── ENTRIES ──

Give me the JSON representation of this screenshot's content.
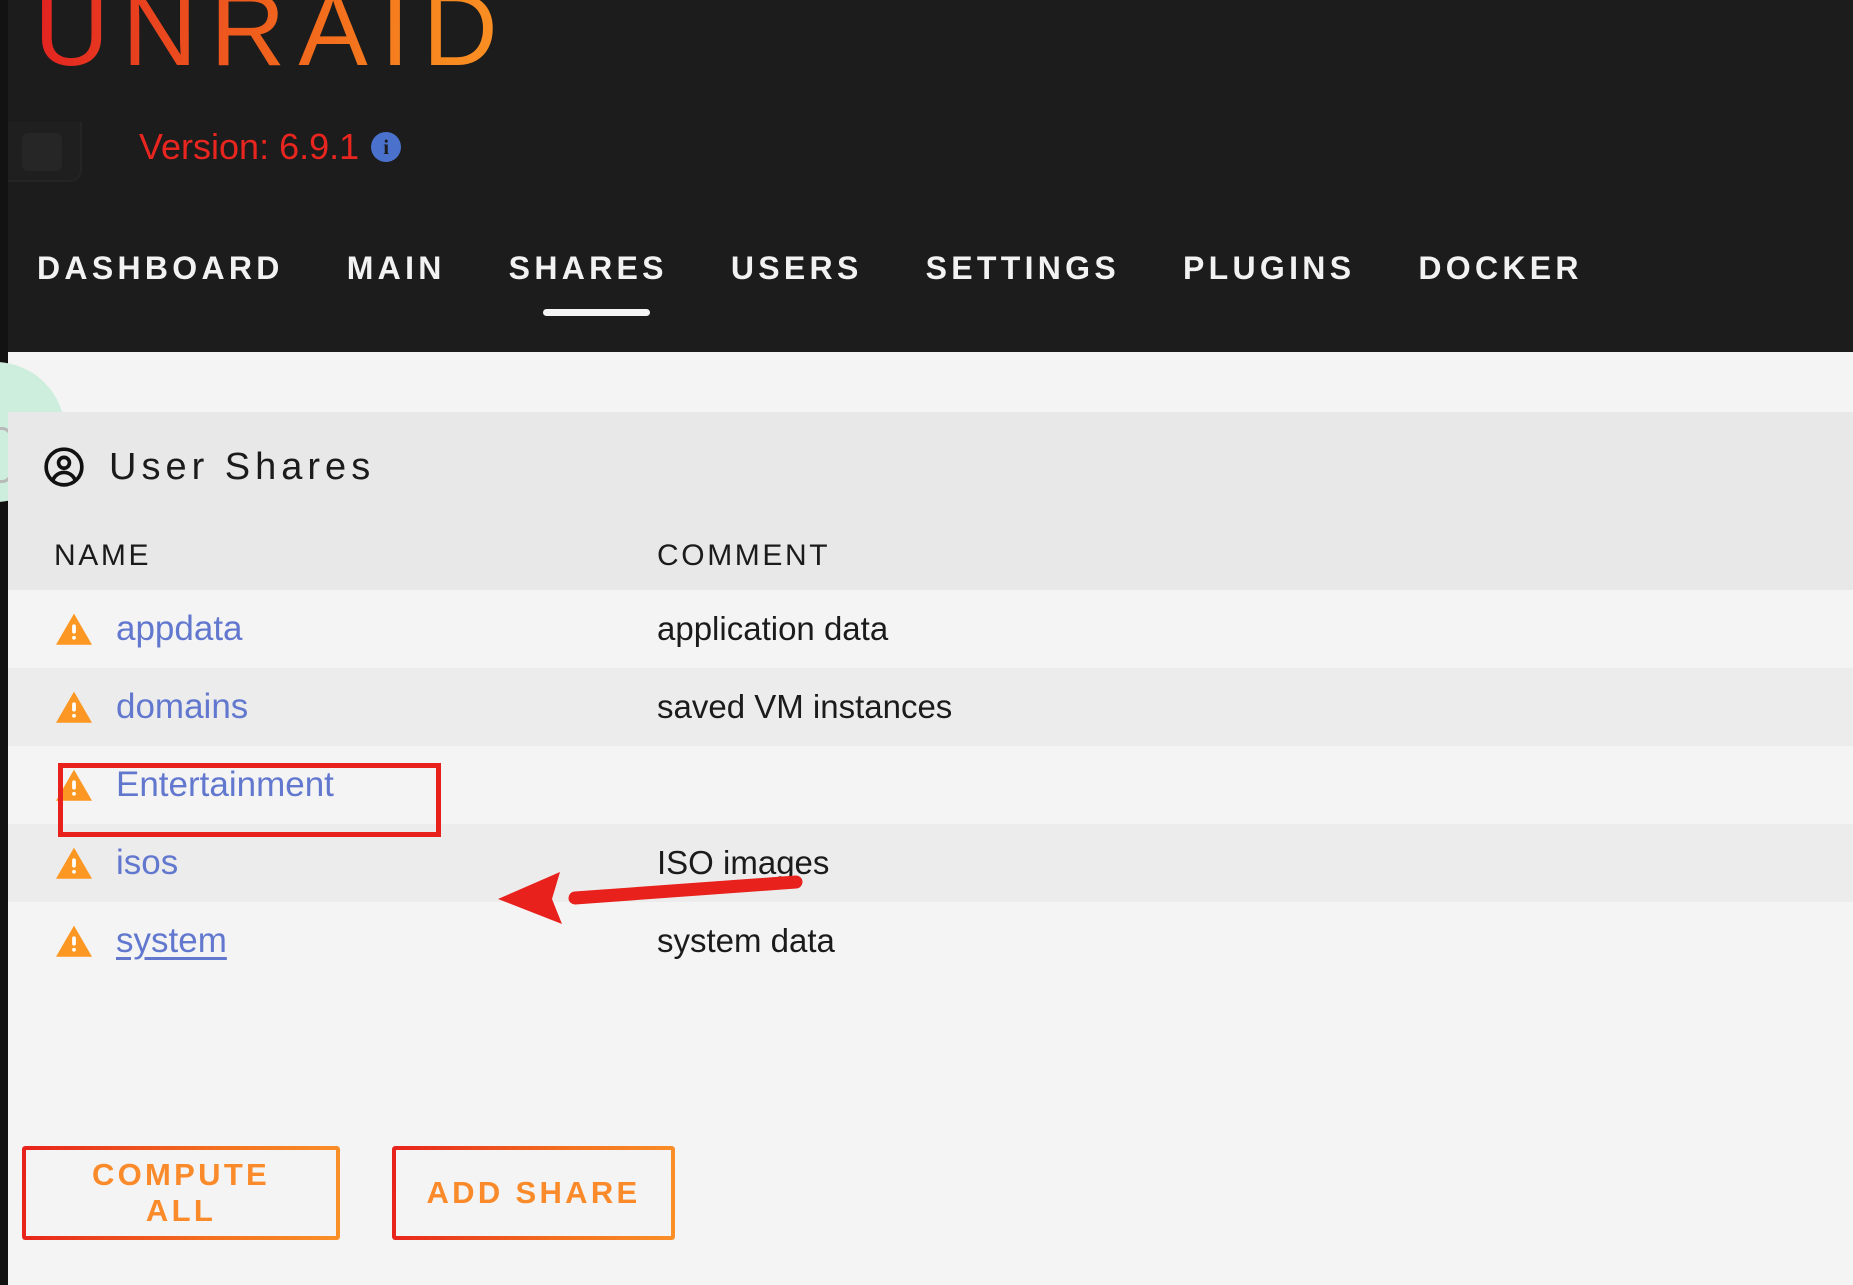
{
  "brand": {
    "logo_text": "UNRAID",
    "version_label": "Version: 6.9.1",
    "info_icon": "info-icon",
    "logo_gradient_from": "#e22121",
    "logo_gradient_to": "#fa9025",
    "version_color": "#e8261f",
    "info_icon_color": "#4a72cc"
  },
  "nav": {
    "items": [
      {
        "label": "Dashboard",
        "active": false
      },
      {
        "label": "Main",
        "active": false
      },
      {
        "label": "Shares",
        "active": true
      },
      {
        "label": "Users",
        "active": false
      },
      {
        "label": "Settings",
        "active": false
      },
      {
        "label": "Plugins",
        "active": false
      },
      {
        "label": "Docker",
        "active": false
      }
    ]
  },
  "section": {
    "icon": "user-circle-icon",
    "title": "User Shares"
  },
  "table": {
    "columns": [
      "Name",
      "Comment"
    ],
    "rows": [
      {
        "icon": "warning-triangle-icon",
        "name": "appdata",
        "comment": "application data",
        "hovered": false,
        "annotated": false
      },
      {
        "icon": "warning-triangle-icon",
        "name": "domains",
        "comment": "saved VM instances",
        "hovered": false,
        "annotated": false
      },
      {
        "icon": "warning-triangle-icon",
        "name": "Entertainment",
        "comment": "",
        "hovered": false,
        "annotated": true
      },
      {
        "icon": "warning-triangle-icon",
        "name": "isos",
        "comment": "ISO images",
        "hovered": false,
        "annotated": false
      },
      {
        "icon": "warning-triangle-icon",
        "name": "system",
        "comment": "system data",
        "hovered": true,
        "annotated": false
      }
    ]
  },
  "buttons": {
    "compute_all": "Compute All",
    "add_share": "Add Share"
  },
  "annotations": {
    "highlight_color": "#e8211c",
    "arrow_color": "#e8211c",
    "target": "Entertainment"
  },
  "colors": {
    "header_bg": "#1c1c1c",
    "content_bg": "#f4f4f4",
    "row_alt_bg": "#ececec",
    "section_bg": "#e8e8e8",
    "link": "#6278cf",
    "warning": "#fb9722",
    "accent_orange": "#fa8a2a"
  }
}
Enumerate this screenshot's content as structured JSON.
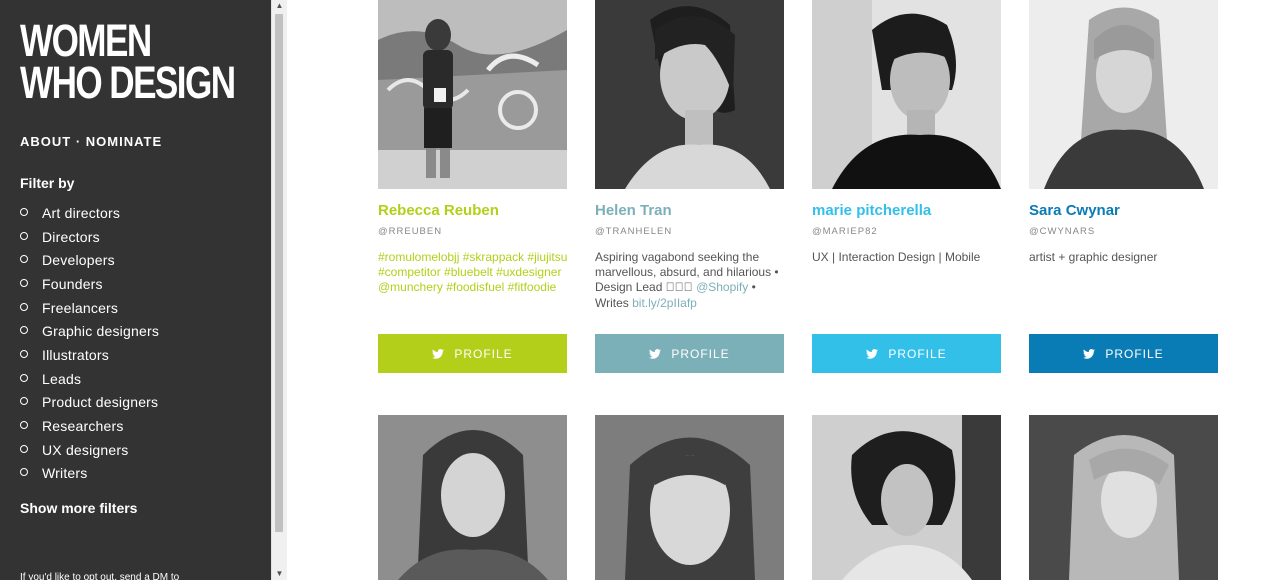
{
  "sidebar": {
    "logo_line1": "WOMEN",
    "logo_line2": "WHO DESIGN",
    "nav_about": "ABOUT",
    "nav_sep": " · ",
    "nav_nominate": "NOMINATE",
    "filter_title": "Filter by",
    "filters": [
      {
        "label": "Art directors"
      },
      {
        "label": "Directors"
      },
      {
        "label": "Developers"
      },
      {
        "label": "Founders"
      },
      {
        "label": "Freelancers"
      },
      {
        "label": "Graphic designers"
      },
      {
        "label": "Illustrators"
      },
      {
        "label": "Leads"
      },
      {
        "label": "Product designers"
      },
      {
        "label": "Researchers"
      },
      {
        "label": "UX designers"
      },
      {
        "label": "Writers"
      }
    ],
    "show_more": "Show more filters",
    "optout_text": "If you'd like to opt out, send a DM to"
  },
  "scrollbar": {
    "up_arrow": "▲",
    "down_arrow": "▼"
  },
  "cards": [
    {
      "name": "Rebecca Reuben",
      "handle": "@RREUBEN",
      "bio_tags": "#romulomelobjj #skrappack #jiujitsu #competitor #bluebelt #uxdesigner @munchery #foodisfuel #fitfoodie",
      "accent": "#b4cf1a",
      "profile_label": "PROFILE",
      "icon": "twitter-bird-icon"
    },
    {
      "name": "Helen Tran",
      "handle": "@TRANHELEN",
      "bio_text": "Aspiring vagabond seeking the marvellous, absurd, and hilarious • Design Lead ⃞⃞⃞ ",
      "bio_link1": "@Shopify",
      "bio_mid": " • Writes ",
      "bio_link2": "bit.ly/2pIIafp",
      "accent": "#7cb0b8",
      "profile_label": "PROFILE",
      "icon": "twitter-bird-icon"
    },
    {
      "name": "marie pitcherella",
      "handle": "@MARIEP82",
      "bio_text": "UX | Interaction Design | Mobile",
      "accent": "#33c0e8",
      "profile_label": "PROFILE",
      "icon": "twitter-bird-icon"
    },
    {
      "name": "Sara Cwynar",
      "handle": "@CWYNARS",
      "bio_text": "artist + graphic designer",
      "accent": "#0a7cb5",
      "profile_label": "PROFILE",
      "icon": "twitter-bird-icon"
    }
  ],
  "colors": {
    "sidebar_bg": "#333333",
    "bio_text": "#555555",
    "handle_text": "#888888"
  }
}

───

## OBJECTIVE
Quote the records above in full, dropping each picture.

## EXERCISE SOLUTION
Give me the JSON representation of this screenshot's content.
{
  "brand": {
    "logo_text": "UNRAID",
    "version_label": "Version: 6.9.1",
    "info_icon": "info-icon",
    "logo_gradient_from": "#e22121",
    "logo_gradient_to": "#fa9025",
    "version_color": "#e8261f",
    "info_icon_color": "#4a72cc"
  },
  "nav": {
    "items": [
      {
        "label": "Dashboard",
        "active": false
      },
      {
        "label": "Main",
        "active": false
      },
      {
        "label": "Shares",
        "active": true
      },
      {
        "label": "Users",
        "active": false
      },
      {
        "label": "Settings",
        "active": false
      },
      {
        "label": "Plugins",
        "active": false
      },
      {
        "label": "Docker",
        "active": false
      }
    ]
  },
  "section": {
    "icon": "user-circle-icon",
    "title": "User Shares"
  },
  "table": {
    "columns": [
      "Name",
      "Comment"
    ],
    "rows": [
      {
        "icon": "warning-triangle-icon",
        "name": "appdata",
        "comment": "application data",
        "hovered": false,
        "annotated": false
      },
      {
        "icon": "warning-triangle-icon",
        "name": "domains",
        "comment": "saved VM instances",
        "hovered": false,
        "annotated": false
      },
      {
        "icon": "warning-triangle-icon",
        "name": "Entertainment",
        "comment": "",
        "hovered": false,
        "annotated": true
      },
      {
        "icon": "warning-triangle-icon",
        "name": "isos",
        "comment": "ISO images",
        "hovered": false,
        "annotated": false
      },
      {
        "icon": "warning-triangle-icon",
        "name": "system",
        "comment": "system data",
        "hovered": true,
        "annotated": false
      }
    ]
  },
  "buttons": {
    "compute_all": "Compute All",
    "add_share": "Add Share"
  },
  "annotations": {
    "highlight_color": "#e8211c",
    "arrow_color": "#e8211c",
    "target": "Entertainment"
  },
  "colors": {
    "header_bg": "#1c1c1c",
    "content_bg": "#f4f4f4",
    "row_alt_bg": "#ececec",
    "section_bg": "#e8e8e8",
    "link": "#6278cf",
    "warning": "#fb9722",
    "accent_orange": "#fa8a2a"
  }
}
Enumerate this screenshot's content as structured JSON.
{
  "sidebar": {
    "logo_line1": "WOMEN",
    "logo_line2": "WHO DESIGN",
    "nav_about": "ABOUT",
    "nav_sep": " · ",
    "nav_nominate": "NOMINATE",
    "filter_title": "Filter by",
    "filters": [
      {
        "label": "Art directors"
      },
      {
        "label": "Directors"
      },
      {
        "label": "Developers"
      },
      {
        "label": "Founders"
      },
      {
        "label": "Freelancers"
      },
      {
        "label": "Graphic designers"
      },
      {
        "label": "Illustrators"
      },
      {
        "label": "Leads"
      },
      {
        "label": "Product designers"
      },
      {
        "label": "Researchers"
      },
      {
        "label": "UX designers"
      },
      {
        "label": "Writers"
      }
    ],
    "show_more": "Show more filters",
    "optout_text": "If you'd like to opt out, send a DM to"
  },
  "scrollbar": {
    "up_arrow": "▲",
    "down_arrow": "▼"
  },
  "cards": [
    {
      "name": "Rebecca Reuben",
      "handle": "@RREUBEN",
      "bio_tags": "#romulomelobjj #skrappack #jiujitsu #competitor #bluebelt #uxdesigner @munchery #foodisfuel #fitfoodie",
      "accent": "#b4cf1a",
      "profile_label": "PROFILE",
      "icon": "twitter-bird-icon"
    },
    {
      "name": "Helen Tran",
      "handle": "@TRANHELEN",
      "bio_text": "Aspiring vagabond seeking the marvellous, absurd, and hilarious • Design Lead ⃞⃞⃞ ",
      "bio_link1": "@Shopify",
      "bio_mid": " • Writes ",
      "bio_link2": "bit.ly/2pIIafp",
      "accent": "#7cb0b8",
      "profile_label": "PROFILE",
      "icon": "twitter-bird-icon"
    },
    {
      "name": "marie pitcherella",
      "handle": "@MARIEP82",
      "bio_text": "UX | Interaction Design | Mobile",
      "accent": "#33c0e8",
      "profile_label": "PROFILE",
      "icon": "twitter-bird-icon"
    },
    {
      "name": "Sara Cwynar",
      "handle": "@CWYNARS",
      "bio_text": "artist + graphic designer",
      "accent": "#0a7cb5",
      "profile_label": "PROFILE",
      "icon": "twitter-bird-icon"
    }
  ],
  "colors": {
    "sidebar_bg": "#333333",
    "bio_text": "#555555",
    "handle_text": "#888888"
  }
}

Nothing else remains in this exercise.